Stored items
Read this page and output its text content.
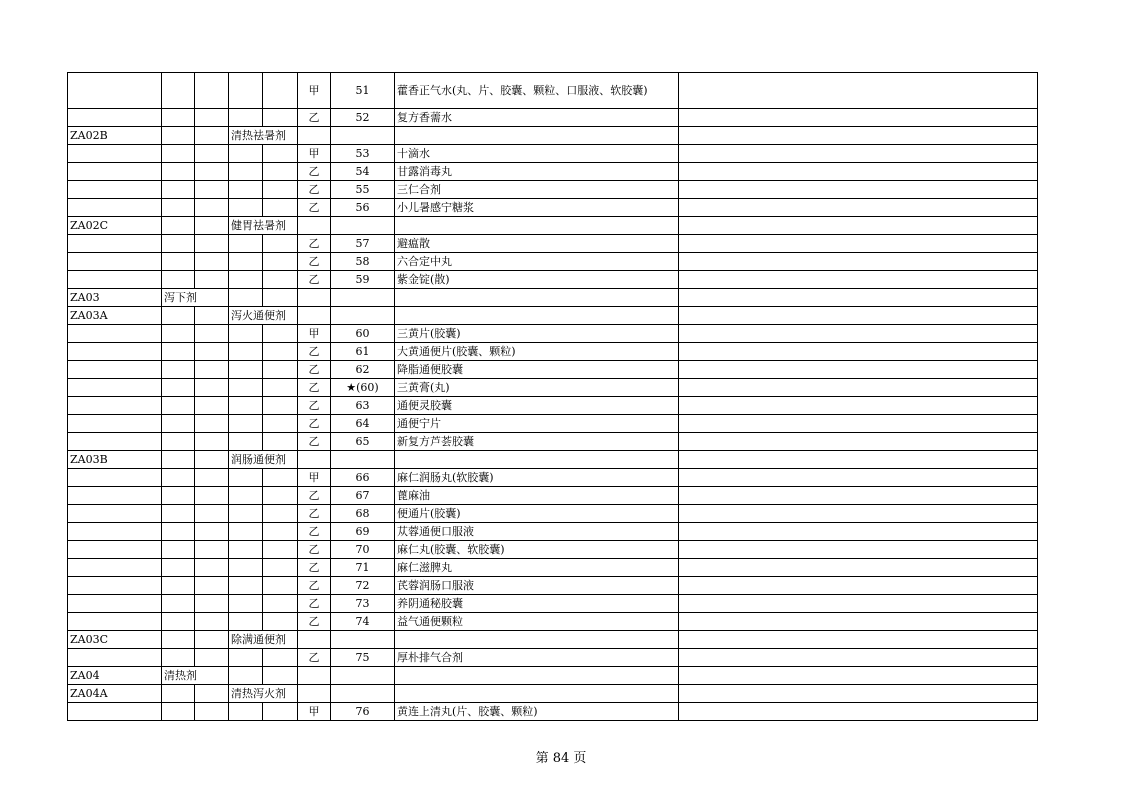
					甲	51	藿香正气水(丸、片、胶囊、颗粒、口服液、软胶囊)	
					乙	52	复方香薷水	
ZA02B			清热祛暑剂					
					甲	53	十滴水	
					乙	54	甘露消毒丸	
					乙	55	三仁合剂	
					乙	56	小儿暑感宁糖浆	
ZA02C			健胃祛暑剂					
					乙	57	避瘟散	
					乙	58	六合定中丸	
					乙	59	紫金锭(散)	
ZA03	泻下剂							
ZA03A			泻火通便剂					
					甲	60	三黄片(胶囊)	
					乙	61	大黄通便片(胶囊、颗粒)	
					乙	62	降脂通便胶囊	
					乙	★(60)	三黄膏(丸)	
					乙	63	通便灵胶囊	
					乙	64	通便宁片	
					乙	65	新复方芦荟胶囊	
ZA03B			润肠通便剂					
					甲	66	麻仁润肠丸(软胶囊)	
					乙	67	蓖麻油	
					乙	68	便通片(胶囊)	
					乙	69	苁蓉通便口服液	
					乙	70	麻仁丸(胶囊、软胶囊)	
					乙	71	麻仁滋脾丸	
					乙	72	芪蓉润肠口服液	
					乙	73	养阴通秘胶囊	
					乙	74	益气通便颗粒	
ZA03C			除满通便剂					
					乙	75	厚朴排气合剂	
ZA04	清热剂							
ZA04A			清热泻火剂					
					甲	76	黄连上清丸(片、胶囊、颗粒)	
第 84 页
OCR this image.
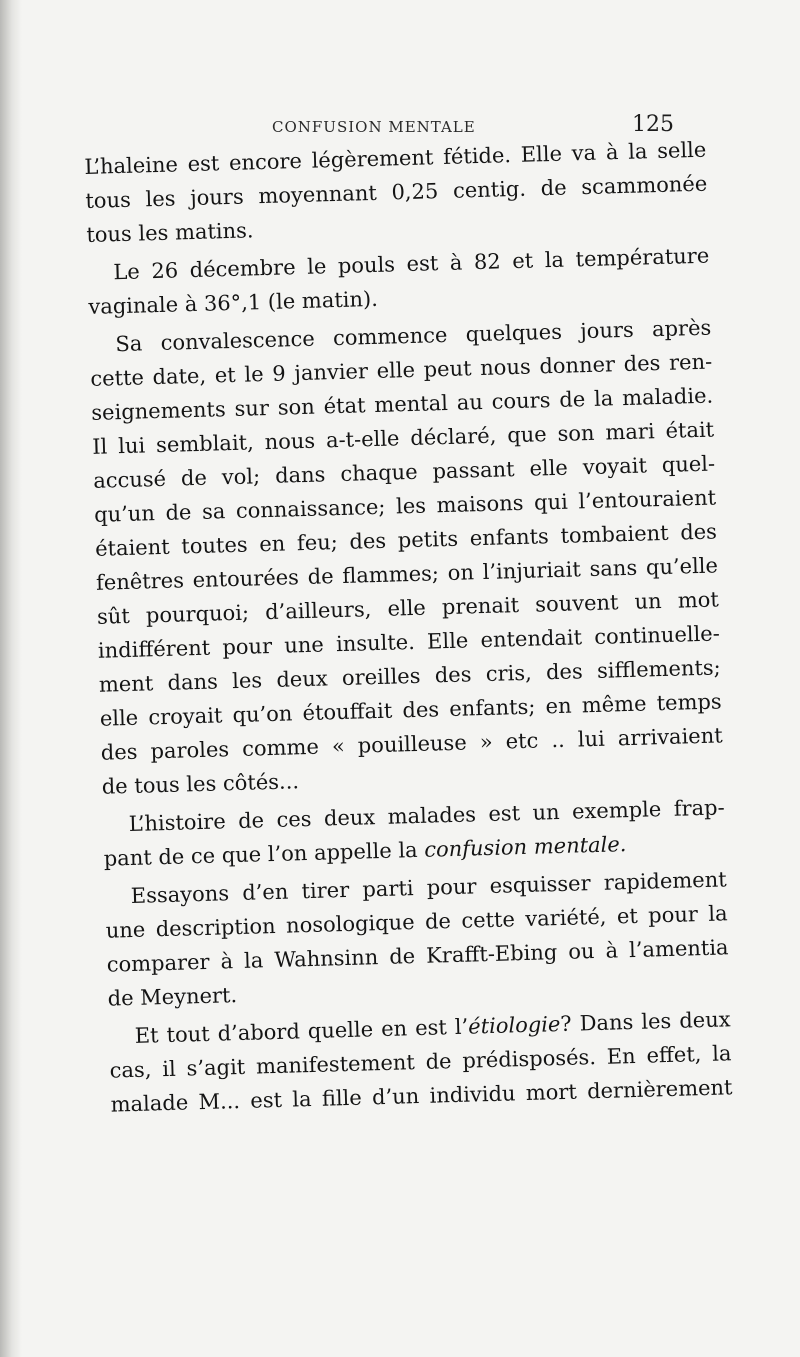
CONFUSION MENTALE	125
L’haleine est encore légèrement fétide. Elle va à la selle
tous les jours moyennant 0,25 centig. de scammonée
tous les matins.
Le 26 décembre le pouls est à 82 et la température
vaginale à 36°,1 (le matin).
Sa convalescence commence quelques jours après
cette date, et le 9 janvier elle peut nous donner des ren-
seignements sur son état mental au cours de la maladie.
Il lui semblait, nous a-t-elle déclaré, que son mari était
accusé de vol; dans chaque passant elle voyait quel-
qu’un de sa connaissance; les maisons qui l’entouraient
étaient toutes en feu; des petits enfants tombaient des
fenêtres entourées de flammes; on l’injuriait sans qu’elle
sût pourquoi; d’ailleurs, elle prenait souvent un mot
indifférent pour une insulte. Elle entendait continuelle-
ment dans les deux oreilles des cris, des sifflements;
elle croyait qu’on étouffait des enfants; en même temps
des paroles comme « pouilleuse » etc .. lui arrivaient
de tous les côtés...
L’histoire de ces deux malades est un exemple frap-
pant de ce que l’on appelle la confusion mentale.
Essayons d’en tirer parti pour esquisser rapidement
une description nosologique de cette variété, et pour la
comparer à la Wahnsinn de Krafft-Ebing ou à l’amentia
de Meynert.
Et tout d’abord quelle en est l’étiologie? Dans les deux
cas, il s’agit manifestement de prédisposés. En effet, la
malade M... est la fille d’un individu mort dernièrement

:: DIRECTIONS ::
Show every line in the records above that contains the word "cette".

:: FULL OUTPUT ::
cette date, et le 9 janvier elle peut nous donner des ren-
une description nosologique de cette variété, et pour la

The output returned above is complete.